GOAL OF THE EXERCISE: Keep only the lines of the data below that contain "title", and copy them.

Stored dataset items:
══════════════════════════════
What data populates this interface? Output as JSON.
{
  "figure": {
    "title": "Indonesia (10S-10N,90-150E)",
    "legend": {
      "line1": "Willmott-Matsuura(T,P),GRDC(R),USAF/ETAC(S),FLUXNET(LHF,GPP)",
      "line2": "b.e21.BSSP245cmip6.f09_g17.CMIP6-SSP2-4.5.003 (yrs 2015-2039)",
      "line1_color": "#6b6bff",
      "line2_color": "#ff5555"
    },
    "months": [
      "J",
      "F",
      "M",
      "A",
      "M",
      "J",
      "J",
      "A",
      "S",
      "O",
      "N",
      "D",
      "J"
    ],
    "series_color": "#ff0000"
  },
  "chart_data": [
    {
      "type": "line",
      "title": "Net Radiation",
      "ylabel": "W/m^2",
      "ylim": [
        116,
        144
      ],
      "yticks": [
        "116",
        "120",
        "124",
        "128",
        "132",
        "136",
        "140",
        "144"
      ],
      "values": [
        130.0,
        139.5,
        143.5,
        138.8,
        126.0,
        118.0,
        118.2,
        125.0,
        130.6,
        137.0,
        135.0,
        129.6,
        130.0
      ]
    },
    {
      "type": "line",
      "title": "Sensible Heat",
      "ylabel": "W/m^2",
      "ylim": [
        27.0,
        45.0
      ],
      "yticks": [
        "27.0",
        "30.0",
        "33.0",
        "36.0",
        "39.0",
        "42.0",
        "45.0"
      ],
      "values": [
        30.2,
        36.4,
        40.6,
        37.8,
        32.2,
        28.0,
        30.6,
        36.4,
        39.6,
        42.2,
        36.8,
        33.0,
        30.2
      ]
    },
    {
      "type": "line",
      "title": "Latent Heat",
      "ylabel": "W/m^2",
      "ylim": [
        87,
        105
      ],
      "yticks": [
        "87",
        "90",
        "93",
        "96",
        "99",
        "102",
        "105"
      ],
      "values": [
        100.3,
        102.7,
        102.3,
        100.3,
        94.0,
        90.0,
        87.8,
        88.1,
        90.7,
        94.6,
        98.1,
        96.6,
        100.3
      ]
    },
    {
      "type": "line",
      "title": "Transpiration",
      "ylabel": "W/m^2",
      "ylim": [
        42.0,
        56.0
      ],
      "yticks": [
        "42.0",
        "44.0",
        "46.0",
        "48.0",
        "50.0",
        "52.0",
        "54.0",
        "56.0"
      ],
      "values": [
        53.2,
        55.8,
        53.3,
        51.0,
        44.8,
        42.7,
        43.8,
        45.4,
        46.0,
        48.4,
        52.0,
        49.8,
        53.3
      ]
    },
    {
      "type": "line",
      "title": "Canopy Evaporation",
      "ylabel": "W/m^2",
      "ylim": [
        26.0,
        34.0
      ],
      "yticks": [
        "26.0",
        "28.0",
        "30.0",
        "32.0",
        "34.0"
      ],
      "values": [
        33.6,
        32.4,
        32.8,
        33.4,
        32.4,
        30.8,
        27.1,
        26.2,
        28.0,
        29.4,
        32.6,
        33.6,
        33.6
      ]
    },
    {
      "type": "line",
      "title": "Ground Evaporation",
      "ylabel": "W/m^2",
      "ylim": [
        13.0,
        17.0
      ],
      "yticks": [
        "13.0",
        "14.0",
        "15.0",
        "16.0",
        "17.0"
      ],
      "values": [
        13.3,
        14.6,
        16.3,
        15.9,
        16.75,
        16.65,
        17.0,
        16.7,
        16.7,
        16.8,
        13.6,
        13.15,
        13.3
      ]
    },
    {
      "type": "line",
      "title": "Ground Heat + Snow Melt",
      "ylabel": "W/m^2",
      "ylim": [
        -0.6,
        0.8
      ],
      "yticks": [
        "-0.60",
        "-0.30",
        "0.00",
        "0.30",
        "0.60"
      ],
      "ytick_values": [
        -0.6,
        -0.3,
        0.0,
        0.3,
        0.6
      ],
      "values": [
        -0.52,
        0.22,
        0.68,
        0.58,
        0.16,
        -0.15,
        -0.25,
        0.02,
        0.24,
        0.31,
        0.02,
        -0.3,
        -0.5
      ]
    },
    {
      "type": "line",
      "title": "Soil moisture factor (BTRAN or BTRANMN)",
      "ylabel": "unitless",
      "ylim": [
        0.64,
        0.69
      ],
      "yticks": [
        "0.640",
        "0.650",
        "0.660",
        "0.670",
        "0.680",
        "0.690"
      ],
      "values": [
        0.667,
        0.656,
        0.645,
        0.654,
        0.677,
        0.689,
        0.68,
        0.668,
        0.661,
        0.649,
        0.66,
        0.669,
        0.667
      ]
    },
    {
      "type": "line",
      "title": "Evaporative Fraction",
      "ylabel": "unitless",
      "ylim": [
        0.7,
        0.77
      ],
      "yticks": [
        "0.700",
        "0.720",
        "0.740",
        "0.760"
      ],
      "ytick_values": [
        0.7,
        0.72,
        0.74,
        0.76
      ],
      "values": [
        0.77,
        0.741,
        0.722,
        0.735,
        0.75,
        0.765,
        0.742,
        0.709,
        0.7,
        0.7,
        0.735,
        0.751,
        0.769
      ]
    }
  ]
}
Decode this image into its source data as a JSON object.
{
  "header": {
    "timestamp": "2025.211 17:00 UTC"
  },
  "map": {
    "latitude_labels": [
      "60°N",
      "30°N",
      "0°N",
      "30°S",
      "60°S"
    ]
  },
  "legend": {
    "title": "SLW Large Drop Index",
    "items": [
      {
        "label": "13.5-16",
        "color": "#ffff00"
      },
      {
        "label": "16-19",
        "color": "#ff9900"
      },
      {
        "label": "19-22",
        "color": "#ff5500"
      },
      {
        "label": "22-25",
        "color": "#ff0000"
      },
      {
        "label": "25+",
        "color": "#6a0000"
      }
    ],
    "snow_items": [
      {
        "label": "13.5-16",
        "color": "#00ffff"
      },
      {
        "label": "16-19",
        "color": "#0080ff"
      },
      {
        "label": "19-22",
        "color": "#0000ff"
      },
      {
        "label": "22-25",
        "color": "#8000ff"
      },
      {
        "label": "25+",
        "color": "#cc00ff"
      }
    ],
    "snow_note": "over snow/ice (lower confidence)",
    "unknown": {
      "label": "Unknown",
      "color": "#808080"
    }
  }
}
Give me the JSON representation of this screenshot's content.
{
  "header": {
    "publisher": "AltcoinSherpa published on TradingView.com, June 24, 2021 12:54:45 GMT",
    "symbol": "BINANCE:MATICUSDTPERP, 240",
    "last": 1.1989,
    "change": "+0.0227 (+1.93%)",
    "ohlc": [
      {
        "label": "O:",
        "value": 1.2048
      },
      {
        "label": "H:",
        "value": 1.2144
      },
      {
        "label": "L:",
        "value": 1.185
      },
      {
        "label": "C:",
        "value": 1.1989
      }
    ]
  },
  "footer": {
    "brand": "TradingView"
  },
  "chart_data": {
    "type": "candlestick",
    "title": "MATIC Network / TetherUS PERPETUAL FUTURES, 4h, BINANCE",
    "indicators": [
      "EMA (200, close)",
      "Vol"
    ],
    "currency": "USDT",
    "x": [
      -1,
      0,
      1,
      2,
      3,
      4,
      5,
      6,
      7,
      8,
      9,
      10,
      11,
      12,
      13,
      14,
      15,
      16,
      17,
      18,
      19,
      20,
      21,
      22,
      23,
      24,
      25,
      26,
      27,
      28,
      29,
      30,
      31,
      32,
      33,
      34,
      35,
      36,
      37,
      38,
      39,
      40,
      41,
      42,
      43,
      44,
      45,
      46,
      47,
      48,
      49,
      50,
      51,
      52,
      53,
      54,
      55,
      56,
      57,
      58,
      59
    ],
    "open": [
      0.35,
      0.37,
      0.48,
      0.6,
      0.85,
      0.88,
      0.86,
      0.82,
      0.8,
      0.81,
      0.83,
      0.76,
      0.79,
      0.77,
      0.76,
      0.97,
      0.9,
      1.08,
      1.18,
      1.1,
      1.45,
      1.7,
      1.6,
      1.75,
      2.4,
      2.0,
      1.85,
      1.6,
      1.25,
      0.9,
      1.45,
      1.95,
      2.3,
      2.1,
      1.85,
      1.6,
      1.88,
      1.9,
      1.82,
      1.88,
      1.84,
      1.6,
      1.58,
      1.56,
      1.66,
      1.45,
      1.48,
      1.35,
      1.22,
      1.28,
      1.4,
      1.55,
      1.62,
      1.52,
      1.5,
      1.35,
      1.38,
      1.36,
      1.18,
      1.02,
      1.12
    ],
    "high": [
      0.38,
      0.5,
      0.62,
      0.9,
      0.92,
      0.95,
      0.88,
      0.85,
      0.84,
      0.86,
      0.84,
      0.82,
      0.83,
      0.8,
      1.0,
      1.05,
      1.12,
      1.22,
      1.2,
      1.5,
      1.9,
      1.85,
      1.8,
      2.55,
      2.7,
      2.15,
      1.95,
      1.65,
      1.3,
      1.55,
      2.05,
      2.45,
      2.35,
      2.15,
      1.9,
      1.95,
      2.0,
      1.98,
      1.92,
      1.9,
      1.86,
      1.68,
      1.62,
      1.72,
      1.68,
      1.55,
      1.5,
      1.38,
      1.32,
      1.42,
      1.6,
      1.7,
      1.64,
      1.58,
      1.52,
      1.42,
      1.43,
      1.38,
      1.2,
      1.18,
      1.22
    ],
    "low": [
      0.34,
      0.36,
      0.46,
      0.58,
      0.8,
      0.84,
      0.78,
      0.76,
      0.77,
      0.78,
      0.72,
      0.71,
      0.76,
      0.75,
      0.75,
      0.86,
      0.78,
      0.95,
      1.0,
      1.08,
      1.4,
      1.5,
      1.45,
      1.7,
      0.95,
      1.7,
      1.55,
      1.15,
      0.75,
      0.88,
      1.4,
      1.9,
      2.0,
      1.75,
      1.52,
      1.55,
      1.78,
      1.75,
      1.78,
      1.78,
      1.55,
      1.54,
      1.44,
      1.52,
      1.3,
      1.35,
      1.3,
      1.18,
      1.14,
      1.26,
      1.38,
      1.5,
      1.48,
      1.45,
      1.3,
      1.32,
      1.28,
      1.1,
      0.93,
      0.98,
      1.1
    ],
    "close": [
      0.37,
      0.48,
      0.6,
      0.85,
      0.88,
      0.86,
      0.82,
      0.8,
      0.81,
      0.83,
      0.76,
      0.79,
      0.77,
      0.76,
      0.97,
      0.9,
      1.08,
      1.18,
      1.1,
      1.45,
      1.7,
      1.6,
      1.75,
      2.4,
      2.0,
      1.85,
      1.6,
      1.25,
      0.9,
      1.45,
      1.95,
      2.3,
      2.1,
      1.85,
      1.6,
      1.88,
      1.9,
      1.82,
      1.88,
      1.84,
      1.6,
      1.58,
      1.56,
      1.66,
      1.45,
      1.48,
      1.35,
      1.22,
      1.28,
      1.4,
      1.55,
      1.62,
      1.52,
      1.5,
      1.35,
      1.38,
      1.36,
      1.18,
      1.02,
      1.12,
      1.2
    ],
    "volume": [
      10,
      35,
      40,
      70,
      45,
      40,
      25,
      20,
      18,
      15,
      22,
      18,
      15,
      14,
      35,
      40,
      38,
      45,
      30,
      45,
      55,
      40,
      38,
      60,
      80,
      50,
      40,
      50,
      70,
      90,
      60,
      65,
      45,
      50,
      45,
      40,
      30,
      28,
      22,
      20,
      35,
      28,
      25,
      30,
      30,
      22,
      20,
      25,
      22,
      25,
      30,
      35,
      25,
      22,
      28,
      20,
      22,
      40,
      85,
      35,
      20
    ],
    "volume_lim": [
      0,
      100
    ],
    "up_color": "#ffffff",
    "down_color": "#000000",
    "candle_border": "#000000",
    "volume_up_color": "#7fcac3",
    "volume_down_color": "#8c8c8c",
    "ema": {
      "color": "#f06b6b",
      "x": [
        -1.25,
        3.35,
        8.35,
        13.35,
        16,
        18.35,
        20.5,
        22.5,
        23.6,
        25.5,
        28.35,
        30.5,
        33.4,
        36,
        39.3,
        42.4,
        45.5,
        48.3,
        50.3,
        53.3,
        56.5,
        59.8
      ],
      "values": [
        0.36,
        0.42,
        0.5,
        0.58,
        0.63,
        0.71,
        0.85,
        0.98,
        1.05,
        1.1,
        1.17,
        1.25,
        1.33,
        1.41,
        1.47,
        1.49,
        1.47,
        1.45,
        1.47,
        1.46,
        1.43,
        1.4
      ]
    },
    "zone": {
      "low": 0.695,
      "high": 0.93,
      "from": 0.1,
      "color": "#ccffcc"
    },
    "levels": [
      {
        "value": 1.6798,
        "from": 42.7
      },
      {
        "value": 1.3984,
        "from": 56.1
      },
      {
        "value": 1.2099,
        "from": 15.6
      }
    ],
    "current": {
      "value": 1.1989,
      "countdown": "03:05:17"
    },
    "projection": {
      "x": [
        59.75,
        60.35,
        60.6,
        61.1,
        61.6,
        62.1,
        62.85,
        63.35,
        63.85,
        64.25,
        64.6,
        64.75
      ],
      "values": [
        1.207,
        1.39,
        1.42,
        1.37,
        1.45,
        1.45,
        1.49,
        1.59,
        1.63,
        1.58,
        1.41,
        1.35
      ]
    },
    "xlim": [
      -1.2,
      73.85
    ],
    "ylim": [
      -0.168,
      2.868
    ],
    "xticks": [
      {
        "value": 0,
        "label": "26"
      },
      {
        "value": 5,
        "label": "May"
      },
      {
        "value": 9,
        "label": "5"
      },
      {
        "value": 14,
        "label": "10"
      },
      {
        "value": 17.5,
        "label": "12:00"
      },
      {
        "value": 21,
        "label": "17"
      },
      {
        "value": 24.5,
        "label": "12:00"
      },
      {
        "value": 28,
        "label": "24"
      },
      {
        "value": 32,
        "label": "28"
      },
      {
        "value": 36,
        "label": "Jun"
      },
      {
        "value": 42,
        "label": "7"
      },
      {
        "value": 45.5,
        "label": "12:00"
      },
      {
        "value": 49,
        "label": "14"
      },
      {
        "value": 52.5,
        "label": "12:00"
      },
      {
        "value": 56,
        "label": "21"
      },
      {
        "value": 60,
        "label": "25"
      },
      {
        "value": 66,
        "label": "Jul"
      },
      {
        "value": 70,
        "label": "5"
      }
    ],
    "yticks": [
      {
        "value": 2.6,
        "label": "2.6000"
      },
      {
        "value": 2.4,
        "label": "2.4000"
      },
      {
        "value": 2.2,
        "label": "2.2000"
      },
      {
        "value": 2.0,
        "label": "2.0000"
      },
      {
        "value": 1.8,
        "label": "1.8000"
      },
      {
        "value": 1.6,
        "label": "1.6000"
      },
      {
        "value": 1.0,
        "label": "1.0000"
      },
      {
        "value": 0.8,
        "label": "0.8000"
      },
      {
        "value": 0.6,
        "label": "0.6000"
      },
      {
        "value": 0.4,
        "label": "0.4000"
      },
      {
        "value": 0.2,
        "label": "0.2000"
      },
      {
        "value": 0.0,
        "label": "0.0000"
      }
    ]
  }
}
══════════════════════════════
ANSWER TO THE EXERCISE:
    "title": "Indonesia (10S-10N,90-150E)",
      "title": "Net Radiation",
      "title": "Sensible Heat",
      "title": "Latent Heat",
      "title": "Transpiration",
      "title": "Canopy Evaporation",
      "title": "Ground Evaporation",
      "title": "Ground Heat + Snow Melt",
      "title": "Soil moisture factor (BTRAN or BTRANMN)",
      "title": "Evaporative Fraction",
    "title": "SLW Large Drop Index",
    "title": "MATIC Network / TetherUS PERPETUAL FUTURES, 4h, BINANCE",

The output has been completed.